Element location data
************

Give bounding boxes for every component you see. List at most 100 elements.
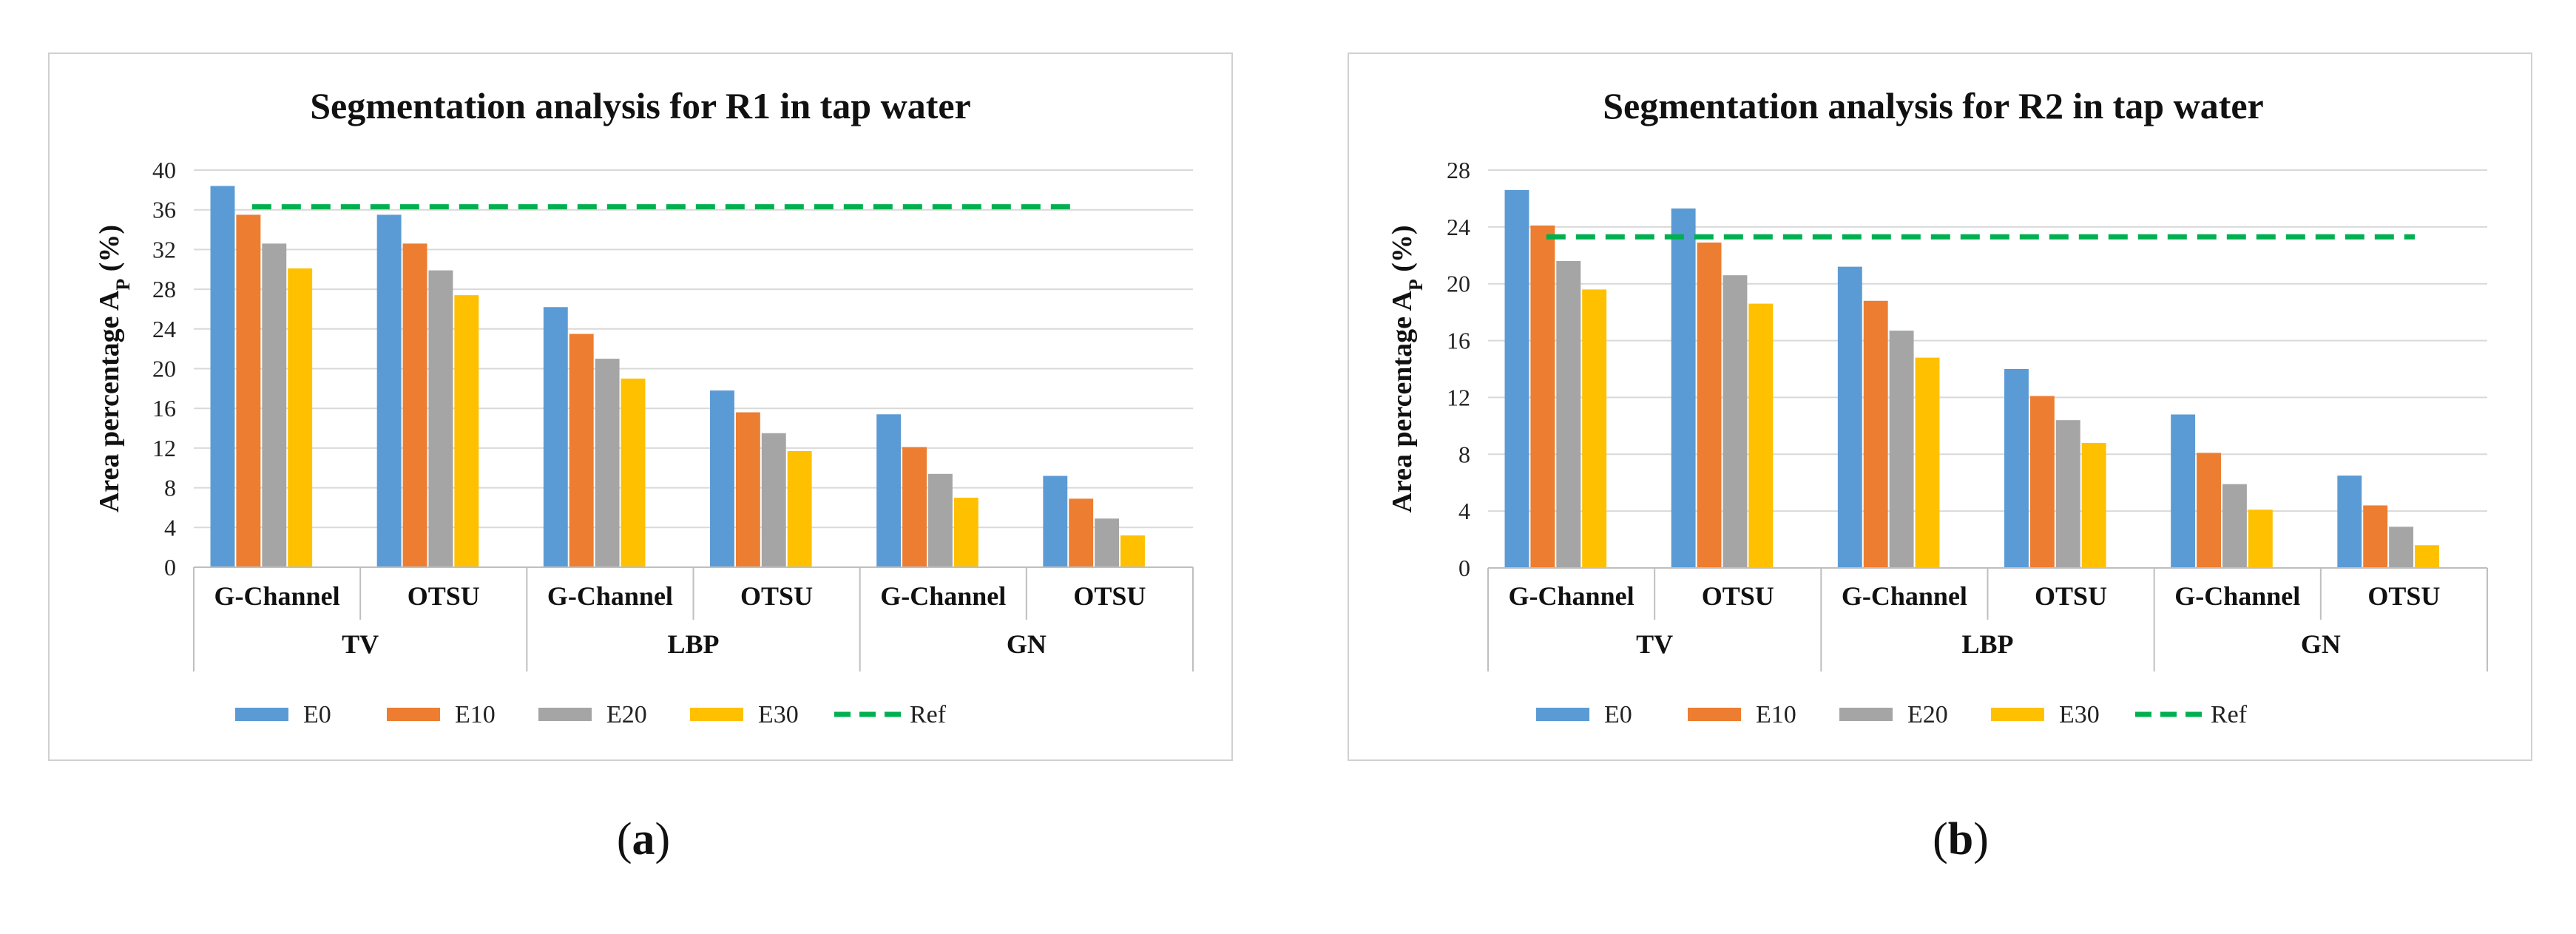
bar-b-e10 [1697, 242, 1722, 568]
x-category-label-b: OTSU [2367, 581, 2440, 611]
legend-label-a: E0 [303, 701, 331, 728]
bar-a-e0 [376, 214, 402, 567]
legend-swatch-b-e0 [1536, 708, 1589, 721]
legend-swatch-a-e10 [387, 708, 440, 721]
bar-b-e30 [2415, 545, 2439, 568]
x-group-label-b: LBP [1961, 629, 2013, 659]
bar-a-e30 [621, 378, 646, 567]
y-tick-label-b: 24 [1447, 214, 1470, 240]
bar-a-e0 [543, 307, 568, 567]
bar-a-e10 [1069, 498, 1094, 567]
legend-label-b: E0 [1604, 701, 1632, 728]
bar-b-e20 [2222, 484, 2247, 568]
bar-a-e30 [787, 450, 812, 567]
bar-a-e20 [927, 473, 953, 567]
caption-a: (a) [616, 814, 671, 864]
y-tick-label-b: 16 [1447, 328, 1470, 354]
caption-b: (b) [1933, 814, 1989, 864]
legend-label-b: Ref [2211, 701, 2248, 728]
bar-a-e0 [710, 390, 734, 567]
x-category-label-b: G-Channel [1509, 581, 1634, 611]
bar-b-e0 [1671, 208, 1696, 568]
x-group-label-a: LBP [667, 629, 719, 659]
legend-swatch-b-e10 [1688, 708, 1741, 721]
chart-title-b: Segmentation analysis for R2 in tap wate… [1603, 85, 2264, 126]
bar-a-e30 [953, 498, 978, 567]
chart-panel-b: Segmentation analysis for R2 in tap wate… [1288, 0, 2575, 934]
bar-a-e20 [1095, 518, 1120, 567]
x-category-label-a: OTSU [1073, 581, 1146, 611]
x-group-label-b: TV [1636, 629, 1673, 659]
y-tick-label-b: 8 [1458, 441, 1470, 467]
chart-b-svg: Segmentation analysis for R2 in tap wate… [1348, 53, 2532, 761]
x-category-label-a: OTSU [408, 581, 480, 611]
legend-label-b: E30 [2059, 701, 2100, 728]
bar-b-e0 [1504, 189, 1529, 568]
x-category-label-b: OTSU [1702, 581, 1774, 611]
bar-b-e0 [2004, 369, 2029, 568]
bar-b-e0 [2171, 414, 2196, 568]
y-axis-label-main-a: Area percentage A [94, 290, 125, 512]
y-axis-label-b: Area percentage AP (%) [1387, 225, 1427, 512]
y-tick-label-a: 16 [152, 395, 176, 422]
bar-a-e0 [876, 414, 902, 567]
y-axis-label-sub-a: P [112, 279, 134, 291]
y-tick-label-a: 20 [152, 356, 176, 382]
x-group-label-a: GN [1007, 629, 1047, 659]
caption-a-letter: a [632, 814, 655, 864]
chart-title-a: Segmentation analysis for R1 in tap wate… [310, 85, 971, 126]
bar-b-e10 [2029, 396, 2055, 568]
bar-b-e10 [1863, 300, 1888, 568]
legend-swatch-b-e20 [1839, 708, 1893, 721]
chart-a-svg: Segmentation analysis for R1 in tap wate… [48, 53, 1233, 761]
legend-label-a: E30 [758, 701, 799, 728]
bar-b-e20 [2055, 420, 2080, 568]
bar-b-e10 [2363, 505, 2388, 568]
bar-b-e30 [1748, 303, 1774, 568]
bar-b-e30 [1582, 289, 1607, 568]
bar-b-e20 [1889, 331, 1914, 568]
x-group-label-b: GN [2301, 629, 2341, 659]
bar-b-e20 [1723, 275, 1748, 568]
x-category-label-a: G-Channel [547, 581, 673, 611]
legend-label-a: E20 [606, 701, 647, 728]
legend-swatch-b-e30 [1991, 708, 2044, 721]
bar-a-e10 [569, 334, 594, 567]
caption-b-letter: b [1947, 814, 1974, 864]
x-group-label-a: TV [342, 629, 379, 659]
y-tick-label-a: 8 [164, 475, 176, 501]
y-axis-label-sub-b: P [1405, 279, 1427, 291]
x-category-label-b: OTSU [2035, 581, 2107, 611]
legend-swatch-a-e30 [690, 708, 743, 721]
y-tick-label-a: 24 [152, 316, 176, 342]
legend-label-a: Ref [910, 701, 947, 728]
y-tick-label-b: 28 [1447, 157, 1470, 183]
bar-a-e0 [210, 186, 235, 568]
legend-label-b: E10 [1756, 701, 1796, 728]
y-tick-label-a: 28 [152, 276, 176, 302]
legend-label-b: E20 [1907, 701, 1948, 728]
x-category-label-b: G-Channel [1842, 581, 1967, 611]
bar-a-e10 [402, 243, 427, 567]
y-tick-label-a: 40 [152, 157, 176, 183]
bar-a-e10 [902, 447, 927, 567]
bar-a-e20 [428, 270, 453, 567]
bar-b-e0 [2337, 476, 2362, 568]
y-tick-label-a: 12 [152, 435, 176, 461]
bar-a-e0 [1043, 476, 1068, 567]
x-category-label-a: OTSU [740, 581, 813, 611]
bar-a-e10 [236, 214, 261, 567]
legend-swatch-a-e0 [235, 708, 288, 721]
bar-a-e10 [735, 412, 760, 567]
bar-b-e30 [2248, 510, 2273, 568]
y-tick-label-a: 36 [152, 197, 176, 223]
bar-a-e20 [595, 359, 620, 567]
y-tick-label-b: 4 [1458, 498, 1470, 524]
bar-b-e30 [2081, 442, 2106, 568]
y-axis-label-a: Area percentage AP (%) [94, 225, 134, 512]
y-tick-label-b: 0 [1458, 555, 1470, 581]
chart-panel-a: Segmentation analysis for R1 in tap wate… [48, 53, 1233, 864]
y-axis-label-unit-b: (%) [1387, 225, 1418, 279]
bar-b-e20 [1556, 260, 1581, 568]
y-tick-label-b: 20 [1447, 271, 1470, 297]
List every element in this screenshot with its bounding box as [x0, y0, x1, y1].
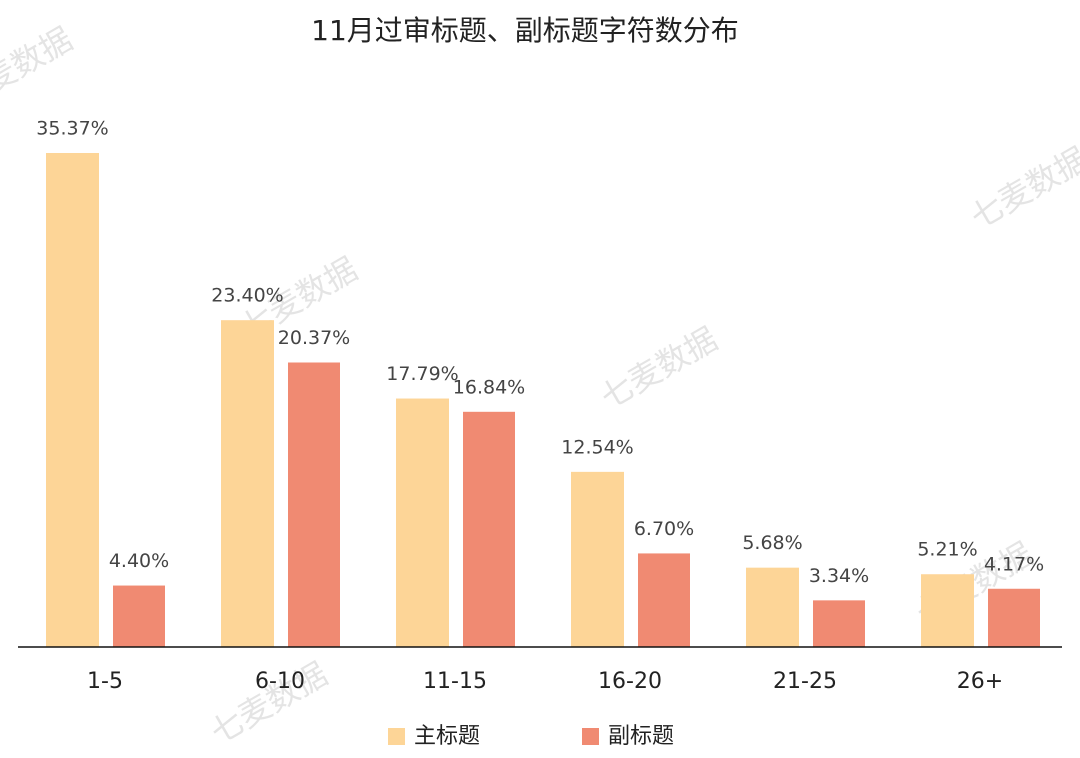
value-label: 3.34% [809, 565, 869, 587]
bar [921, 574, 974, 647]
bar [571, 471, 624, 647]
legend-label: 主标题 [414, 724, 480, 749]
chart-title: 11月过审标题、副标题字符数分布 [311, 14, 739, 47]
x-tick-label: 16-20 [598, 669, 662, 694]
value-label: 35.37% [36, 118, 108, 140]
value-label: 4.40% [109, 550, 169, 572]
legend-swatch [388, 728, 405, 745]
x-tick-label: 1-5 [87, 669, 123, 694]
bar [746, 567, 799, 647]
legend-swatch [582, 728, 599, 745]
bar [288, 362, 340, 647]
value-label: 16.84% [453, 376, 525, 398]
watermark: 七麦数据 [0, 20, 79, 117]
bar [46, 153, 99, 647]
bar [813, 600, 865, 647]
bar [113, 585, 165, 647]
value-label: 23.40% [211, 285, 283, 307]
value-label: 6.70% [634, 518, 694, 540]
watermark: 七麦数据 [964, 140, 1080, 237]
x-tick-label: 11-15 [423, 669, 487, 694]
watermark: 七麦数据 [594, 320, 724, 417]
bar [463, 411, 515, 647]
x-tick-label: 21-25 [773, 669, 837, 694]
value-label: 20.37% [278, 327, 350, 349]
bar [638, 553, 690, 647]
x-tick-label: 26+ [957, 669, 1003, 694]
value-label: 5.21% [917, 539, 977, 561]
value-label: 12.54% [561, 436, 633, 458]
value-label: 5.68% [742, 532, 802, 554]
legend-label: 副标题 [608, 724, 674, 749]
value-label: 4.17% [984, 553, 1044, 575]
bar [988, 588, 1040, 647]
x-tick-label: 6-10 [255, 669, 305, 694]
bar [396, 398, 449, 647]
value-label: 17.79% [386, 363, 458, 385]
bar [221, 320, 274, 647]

************

OBJECTIVE = How many lines in the rows above contain the string "bounding", matching case exactly? Give only the number.

SOLUTION TO THIS PROBLEM = 2